[Data records]

┄┄┄┄┄┄

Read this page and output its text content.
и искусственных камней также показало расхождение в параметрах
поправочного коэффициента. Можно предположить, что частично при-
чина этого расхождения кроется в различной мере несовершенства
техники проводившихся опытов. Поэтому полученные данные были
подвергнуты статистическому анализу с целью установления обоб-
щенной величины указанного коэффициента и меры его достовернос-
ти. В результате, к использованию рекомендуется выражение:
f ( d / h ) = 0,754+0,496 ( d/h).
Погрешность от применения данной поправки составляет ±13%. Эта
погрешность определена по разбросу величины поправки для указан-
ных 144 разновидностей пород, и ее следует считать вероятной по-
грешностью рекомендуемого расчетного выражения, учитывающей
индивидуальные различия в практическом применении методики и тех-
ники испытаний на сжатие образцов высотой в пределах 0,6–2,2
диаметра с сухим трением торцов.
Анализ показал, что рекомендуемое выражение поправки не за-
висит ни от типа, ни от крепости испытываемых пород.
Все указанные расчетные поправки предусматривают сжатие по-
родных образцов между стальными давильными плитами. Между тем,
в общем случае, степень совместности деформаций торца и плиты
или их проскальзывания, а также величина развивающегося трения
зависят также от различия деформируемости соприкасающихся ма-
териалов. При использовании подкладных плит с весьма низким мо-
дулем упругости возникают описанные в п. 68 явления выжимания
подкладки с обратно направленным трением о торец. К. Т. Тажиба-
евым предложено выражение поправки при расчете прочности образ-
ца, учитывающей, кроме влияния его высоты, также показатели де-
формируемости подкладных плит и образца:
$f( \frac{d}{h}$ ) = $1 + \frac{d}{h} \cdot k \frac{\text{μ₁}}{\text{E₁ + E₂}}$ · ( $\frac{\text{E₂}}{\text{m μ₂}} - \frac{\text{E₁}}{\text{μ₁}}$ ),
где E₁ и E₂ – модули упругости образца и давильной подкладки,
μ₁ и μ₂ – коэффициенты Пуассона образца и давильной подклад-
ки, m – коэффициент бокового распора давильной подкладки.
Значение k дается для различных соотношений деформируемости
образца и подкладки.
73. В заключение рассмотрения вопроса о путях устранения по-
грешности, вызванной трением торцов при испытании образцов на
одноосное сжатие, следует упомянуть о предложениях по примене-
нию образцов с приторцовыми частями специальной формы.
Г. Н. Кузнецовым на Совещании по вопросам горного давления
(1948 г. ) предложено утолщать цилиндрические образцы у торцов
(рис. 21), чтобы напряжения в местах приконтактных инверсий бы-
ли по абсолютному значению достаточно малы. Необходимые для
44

┄┄┄┄┄┄

_BRIEF:_ Looking at the records above, report how many lines contain the word "выражение". Answer with the number only.

_CORRECT RESULT:_ 3